◆ The task: Every line holding the word "Directory" counts once. Give the total, nothing more.

Stored data:
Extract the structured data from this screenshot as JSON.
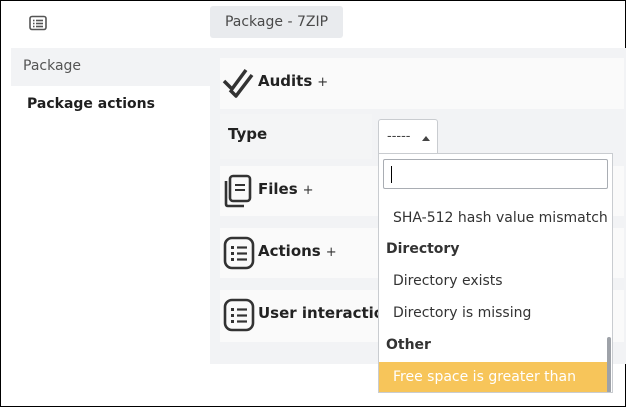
{
  "header": {
    "title_tab": "Package - 7ZIP"
  },
  "nav": {
    "items": [
      {
        "label": "Package"
      },
      {
        "label": "Package actions"
      }
    ]
  },
  "sections": {
    "audits": {
      "label": "Audits",
      "plus": "+"
    },
    "type": {
      "label": "Type",
      "select_value": "-----"
    },
    "files": {
      "label": "Files",
      "plus": "+"
    },
    "actions": {
      "label": "Actions",
      "plus": "+"
    },
    "user_interaction": {
      "label": "User interaction"
    }
  },
  "dropdown": {
    "search_value": "",
    "options": [
      {
        "kind": "option",
        "label": "SHA-512 hash value mismatch"
      },
      {
        "kind": "group",
        "label": "Directory"
      },
      {
        "kind": "option",
        "label": "Directory exists"
      },
      {
        "kind": "option",
        "label": "Directory is missing"
      },
      {
        "kind": "group",
        "label": "Other"
      },
      {
        "kind": "option",
        "label": "Free space is greater than",
        "highlighted": true
      }
    ]
  },
  "colors": {
    "highlight": "#f7c55a",
    "panel": "#f2f3f5"
  },
  "icons": [
    "list-icon",
    "checkmarks-icon",
    "files-icon",
    "actions-list-icon",
    "user-interaction-icon",
    "caret-up-icon"
  ]
}
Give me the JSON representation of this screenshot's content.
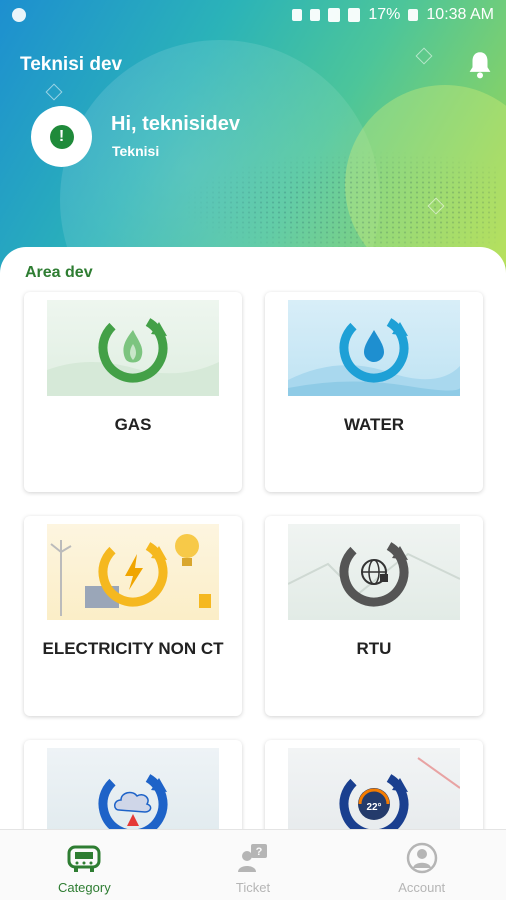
{
  "status_bar": {
    "battery": "17%",
    "time": "10:38 AM"
  },
  "header": {
    "title": "Teknisi dev",
    "greeting": "Hi, teknisidev",
    "role": "Teknisi",
    "avatar_icon": "exclamation-icon",
    "bell_icon": "bell-icon"
  },
  "section": {
    "title": "Area dev"
  },
  "categories": [
    {
      "label": "GAS",
      "icon": "flame-refresh-icon",
      "accent": "#43a047"
    },
    {
      "label": "WATER",
      "icon": "water-drop-refresh-icon",
      "accent": "#1ea0d6"
    },
    {
      "label": "ELECTRICITY NON CT",
      "icon": "lightning-refresh-icon",
      "accent": "#f5b81f"
    },
    {
      "label": "RTU",
      "icon": "globe-refresh-icon",
      "accent": "#555555"
    },
    {
      "label": "",
      "icon": "cloud-refresh-icon",
      "accent": "#1e63c8"
    },
    {
      "label": "",
      "icon": "gauge-refresh-icon",
      "accent": "#1a3f8f"
    }
  ],
  "bottom_nav": [
    {
      "label": "Category",
      "icon": "meter-icon",
      "active": true
    },
    {
      "label": "Ticket",
      "icon": "ticket-user-icon",
      "active": false
    },
    {
      "label": "Account",
      "icon": "account-icon",
      "active": false
    }
  ],
  "colors": {
    "primary": "#2e7d32",
    "header_gradient_start": "#1d8fd0",
    "header_gradient_end": "#a8d94a"
  }
}
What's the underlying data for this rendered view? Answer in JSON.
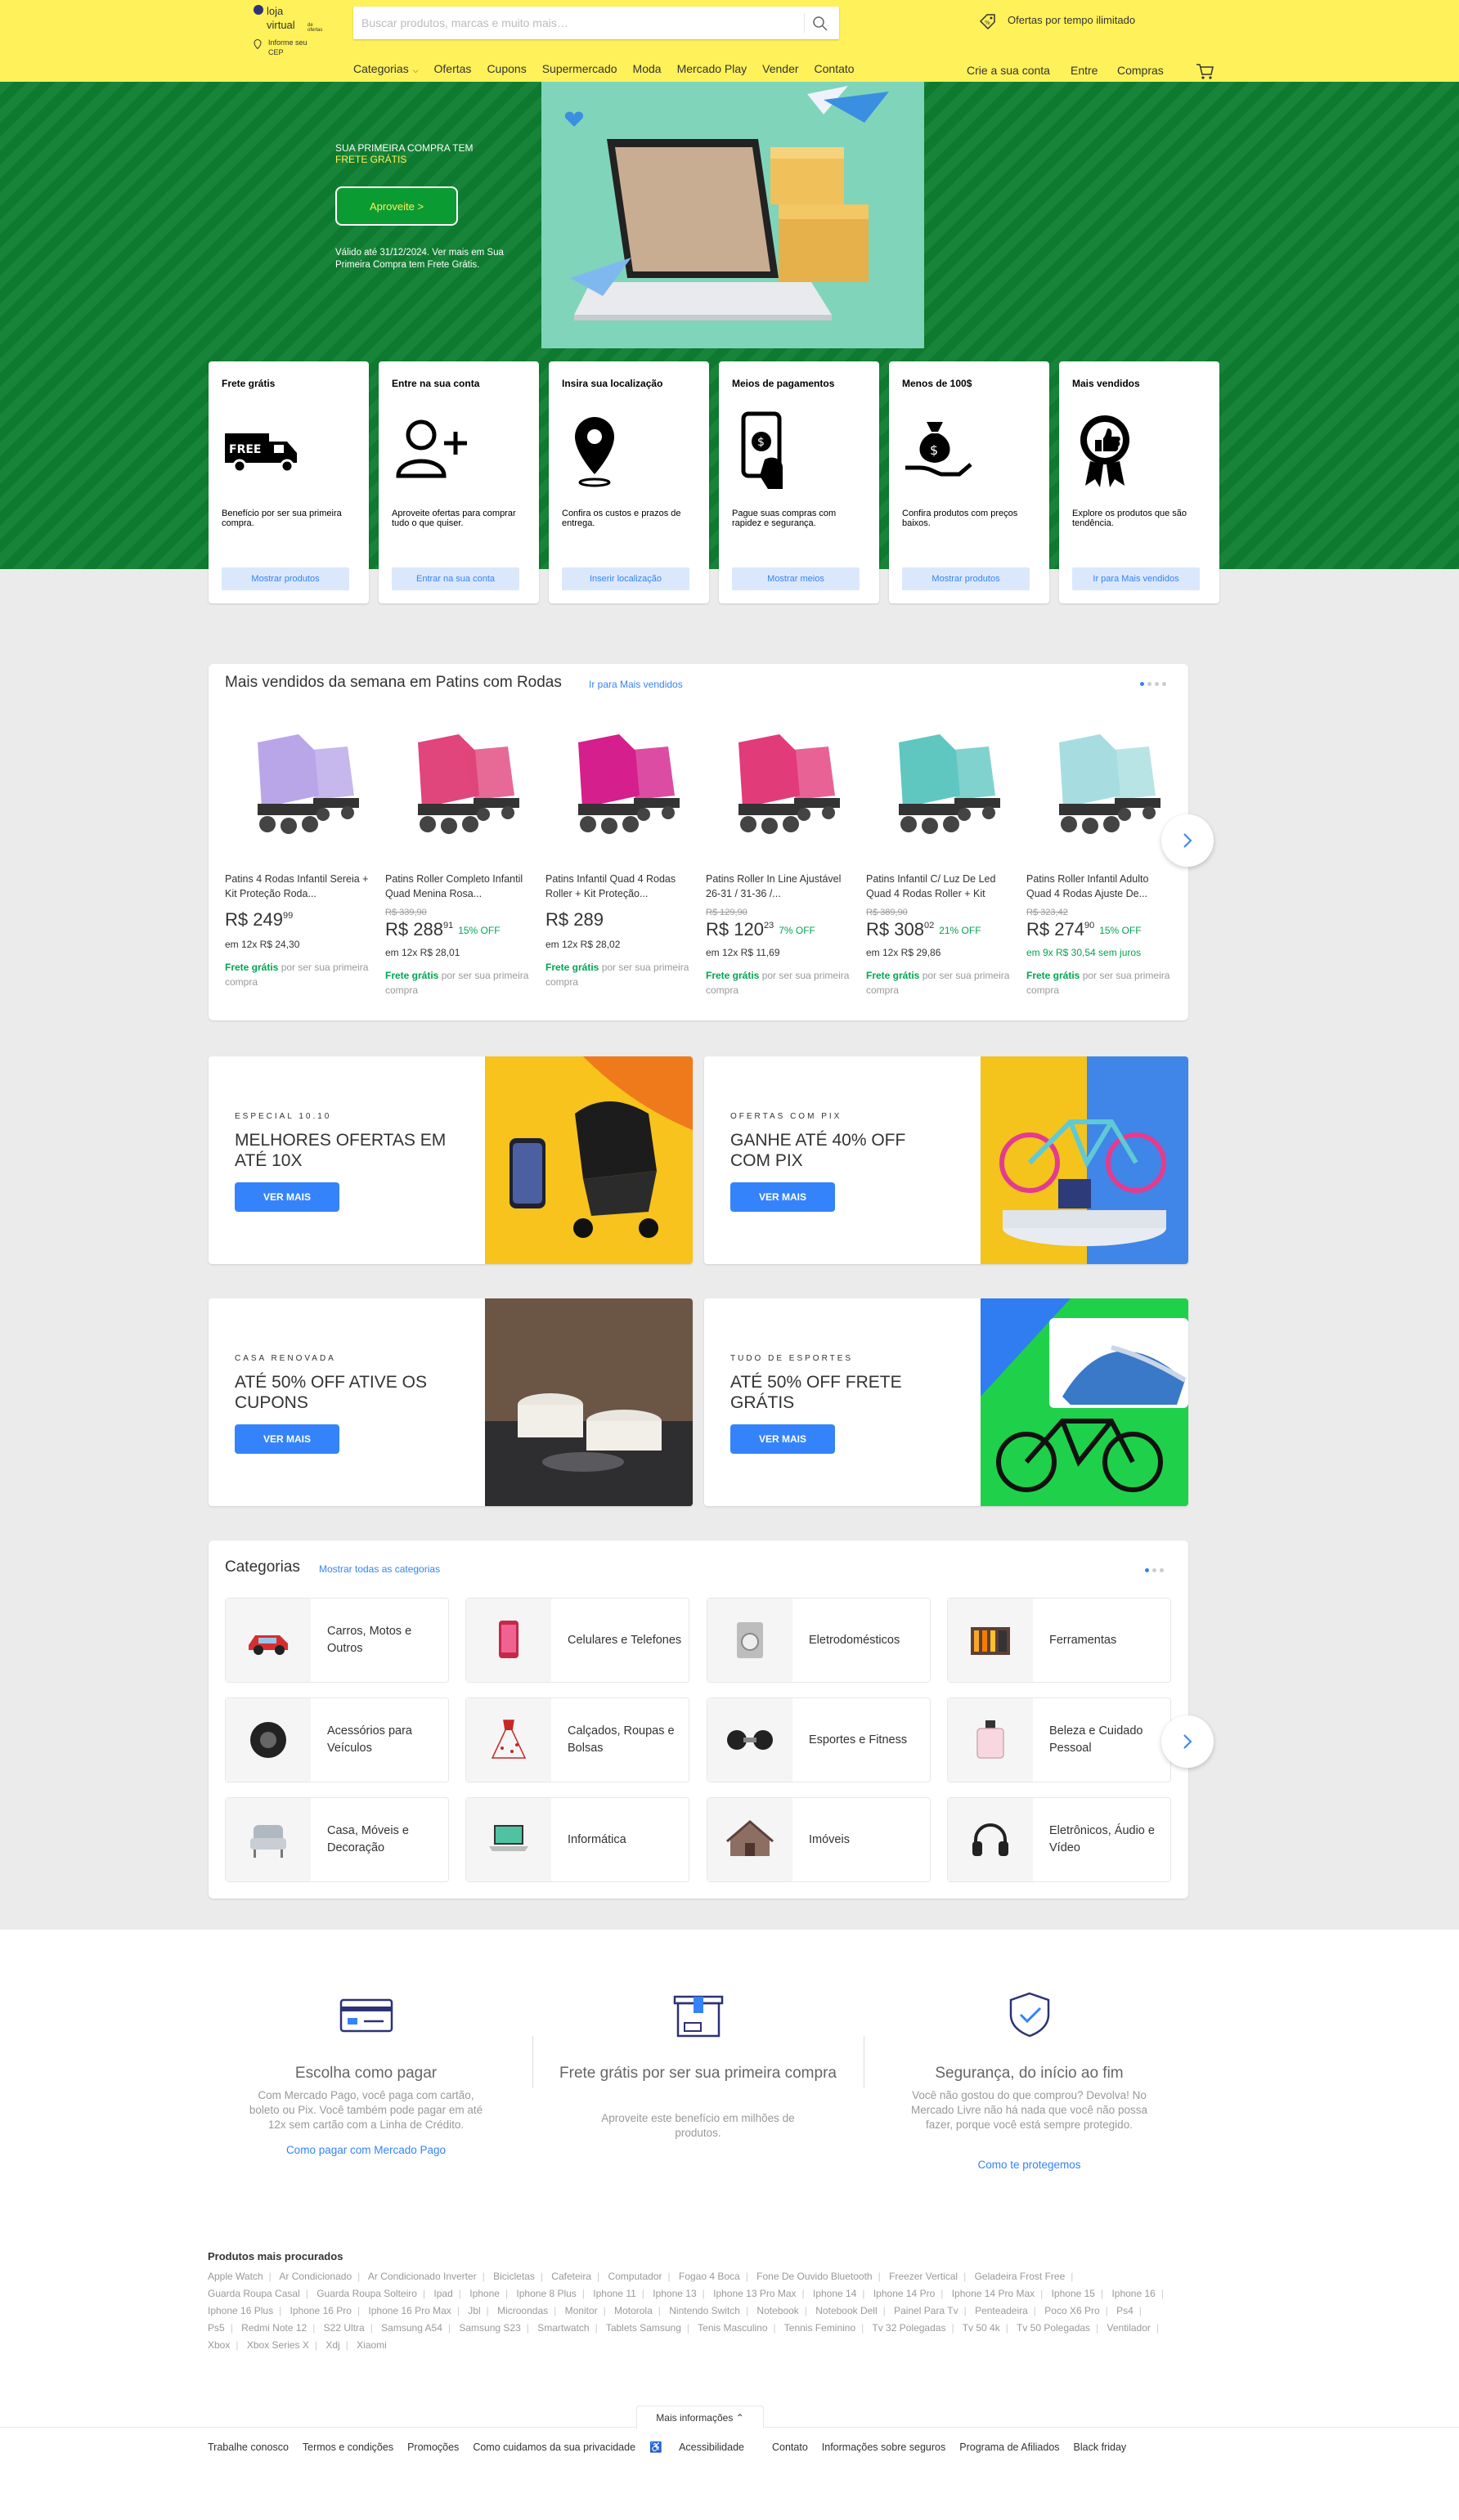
{
  "header": {
    "logo_line1": "loja",
    "logo_line2": "virtual",
    "logo_sub": "de ofertas",
    "cep_line1": "Informe seu",
    "cep_line2": "CEP",
    "search_placeholder": "Buscar produtos, marcas e muito mais…",
    "promo_text": "Ofertas por tempo ilimitado",
    "nav": [
      "Categorias",
      "Ofertas",
      "Cupons",
      "Supermercado",
      "Moda",
      "Mercado Play",
      "Vender",
      "Contato"
    ],
    "right_nav": {
      "create": "Crie a sua conta",
      "login": "Entre",
      "purchases": "Compras"
    },
    "colors": {
      "header_bg": "#fff159",
      "accent": "#3483fa"
    }
  },
  "hero": {
    "kicker": "SUA PRIMEIRA COMPRA TEM",
    "kicker_highlight": "FRETE GRÁTIS",
    "button": "Aproveite >",
    "legal": "Válido até 31/12/2024. Ver mais em Sua Primeira Compra tem Frete Grátis."
  },
  "features": [
    {
      "title": "Frete grátis",
      "desc": "Benefício por ser sua primeira compra.",
      "button": "Mostrar produtos",
      "icon": "free-truck-icon"
    },
    {
      "title": "Entre na sua conta",
      "desc": "Aproveite ofertas para comprar tudo o que quiser.",
      "button": "Entrar na sua conta",
      "icon": "add-user-icon"
    },
    {
      "title": "Insira sua localização",
      "desc": "Confira os custos e prazos de entrega.",
      "button": "Inserir localização",
      "icon": "location-pin-icon"
    },
    {
      "title": "Meios de pagamentos",
      "desc": "Pague suas compras com rapidez e segurança.",
      "button": "Mostrar meios",
      "icon": "phone-payment-icon"
    },
    {
      "title": "Menos de 100$",
      "desc": "Confira produtos com preços baixos.",
      "button": "Mostrar produtos",
      "icon": "money-bag-icon"
    },
    {
      "title": "Mais vendidos",
      "desc": "Explore os produtos que são tendência.",
      "button": "Ir para Mais vendidos",
      "icon": "badge-thumb-icon"
    }
  ],
  "bestsellers": {
    "title": "Mais vendidos da semana em Patins com Rodas",
    "link": "Ir para Mais vendidos",
    "products": [
      {
        "name": "Patins 4 Rodas Infantil Sereia + Kit Proteção Roda...",
        "old": "",
        "price": "R$ 249",
        "cents": "99",
        "off": "",
        "inst": "em 12x R$ 24,30",
        "inst_green": false,
        "ship": "Frete grátis",
        "ship_rest": " por ser sua primeira compra",
        "color": "#b8a6e8"
      },
      {
        "name": "Patins Roller Completo Infantil Quad Menina Rosa...",
        "old": "R$ 339,90",
        "price": "R$ 288",
        "cents": "91",
        "off": "15% OFF",
        "inst": "em 12x R$ 28,01",
        "inst_green": false,
        "ship": "Frete grátis",
        "ship_rest": " por ser sua primeira compra",
        "color": "#e0457b"
      },
      {
        "name": "Patins Infantil Quad 4 Rodas Roller + Kit Proteção...",
        "old": "",
        "price": "R$ 289",
        "cents": "",
        "off": "",
        "inst": "em 12x R$ 28,02",
        "inst_green": false,
        "ship": "Frete grátis",
        "ship_rest": " por ser sua primeira compra",
        "color": "#d41f8c"
      },
      {
        "name": "Patins Roller In Line Ajustável 26-31 / 31-36 /...",
        "old": "R$ 129,90",
        "price": "R$ 120",
        "cents": "23",
        "off": "7% OFF",
        "inst": "em 12x R$ 11,69",
        "inst_green": false,
        "ship": "Frete grátis",
        "ship_rest": " por ser sua primeira compra",
        "color": "#e23b7a"
      },
      {
        "name": "Patins Infantil C/ Luz De Led Quad 4 Rodas Roller + Kit",
        "old": "R$ 389,90",
        "price": "R$ 308",
        "cents": "02",
        "off": "21% OFF",
        "inst": "em 12x R$ 29,86",
        "inst_green": false,
        "ship": "Frete grátis",
        "ship_rest": " por ser sua primeira compra",
        "color": "#5fc7c0"
      },
      {
        "name": "Patins Roller Infantil Adulto Quad 4 Rodas Ajuste De...",
        "old": "R$ 323,42",
        "price": "R$ 274",
        "cents": "90",
        "off": "15% OFF",
        "inst": "em 9x R$ 30,54 sem juros",
        "inst_green": true,
        "ship": "Frete grátis",
        "ship_rest": " por ser sua primeira compra",
        "color": "#a7dde0"
      }
    ]
  },
  "banners": [
    {
      "kicker": "ESPECIAL 10.10",
      "title": "MELHORES OFERTAS EM ATÉ 10X",
      "button": "VER MAIS"
    },
    {
      "kicker": "OFERTAS COM PIX",
      "title": "GANHE ATÉ 40% OFF COM PIX",
      "button": "VER MAIS"
    },
    {
      "kicker": "CASA RENOVADA",
      "title": "ATÉ 50% OFF ATIVE OS CUPONS",
      "button": "VER MAIS"
    },
    {
      "kicker": "TUDO DE ESPORTES",
      "title": "ATÉ 50% OFF FRETE GRÁTIS",
      "button": "VER MAIS"
    }
  ],
  "categories": {
    "title": "Categorias",
    "link": "Mostrar todas as categorias",
    "items": [
      {
        "name": "Carros, Motos e Outros",
        "icon": "car-icon"
      },
      {
        "name": "Celulares e Telefones",
        "icon": "phone-icon"
      },
      {
        "name": "Eletrodomésticos",
        "icon": "washer-icon"
      },
      {
        "name": "Ferramentas",
        "icon": "toolbox-icon"
      },
      {
        "name": "Acessórios para Veículos",
        "icon": "tire-icon"
      },
      {
        "name": "Calçados, Roupas e Bolsas",
        "icon": "dress-icon"
      },
      {
        "name": "Esportes e Fitness",
        "icon": "dumbbell-icon"
      },
      {
        "name": "Beleza e Cuidado Pessoal",
        "icon": "perfume-icon"
      },
      {
        "name": "Casa, Móveis e Decoração",
        "icon": "armchair-icon"
      },
      {
        "name": "Informática",
        "icon": "laptop-icon"
      },
      {
        "name": "Imóveis",
        "icon": "house-icon"
      },
      {
        "name": "Eletrônicos, Áudio e Vídeo",
        "icon": "headphones-icon"
      }
    ]
  },
  "info": [
    {
      "title": "Escolha como pagar",
      "desc": "Com Mercado Pago, você paga com cartão, boleto ou Pix. Você também pode pagar em até 12x sem cartão com a Linha de Crédito.",
      "link": "Como pagar com Mercado Pago",
      "icon": "card-icon"
    },
    {
      "title": "Frete grátis por ser sua primeira compra",
      "desc": "Aproveite este benefício em milhões de produtos.",
      "link": "",
      "icon": "box-icon"
    },
    {
      "title": "Segurança, do início ao fim",
      "desc": "Você não gostou do que comprou? Devolva! No Mercado Livre não há nada que você não possa fazer, porque você está sempre protegido.",
      "link": "Como te protegemos",
      "icon": "shield-check-icon"
    }
  ],
  "footer": {
    "popular_title": "Produtos mais procurados",
    "popular": [
      "Apple Watch",
      "Ar Condicionado",
      "Ar Condicionado Inverter",
      "Bicicletas",
      "Cafeteira",
      "Computador",
      "Fogao 4 Boca",
      "Fone De Ouvido Bluetooth",
      "Freezer Vertical",
      "Geladeira Frost Free",
      "Guarda Roupa Casal",
      "Guarda Roupa Solteiro",
      "Ipad",
      "Iphone",
      "Iphone 8 Plus",
      "Iphone 11",
      "Iphone 13",
      "Iphone 13 Pro Max",
      "Iphone 14",
      "Iphone 14 Pro",
      "Iphone 14 Pro Max",
      "Iphone 15",
      "Iphone 16",
      "Iphone 16 Plus",
      "Iphone 16 Pro",
      "Iphone 16 Pro Max",
      "Jbl",
      "Microondas",
      "Monitor",
      "Motorola",
      "Nintendo Switch",
      "Notebook",
      "Notebook Dell",
      "Painel Para Tv",
      "Penteadeira",
      "Poco X6 Pro",
      "Ps4",
      "Ps5",
      "Redmi Note 12",
      "S22 Ultra",
      "Samsung A54",
      "Samsung S23",
      "Smartwatch",
      "Tablets Samsung",
      "Tenis Masculino",
      "Tennis Feminino",
      "Tv 32 Polegadas",
      "Tv 50 4k",
      "Tv 50 Polegadas",
      "Ventilador",
      "Xbox",
      "Xbox Series X",
      "Xdj",
      "Xiaomi"
    ],
    "more": "Mais informações",
    "links": [
      "Trabalhe conosco",
      "Termos e condições",
      "Promoções",
      "Como cuidamos da sua privacidade",
      "Acessibilidade",
      "Contato",
      "Informações sobre seguros",
      "Programa de Afiliados",
      "Black friday"
    ]
  }
}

◆ In response: 3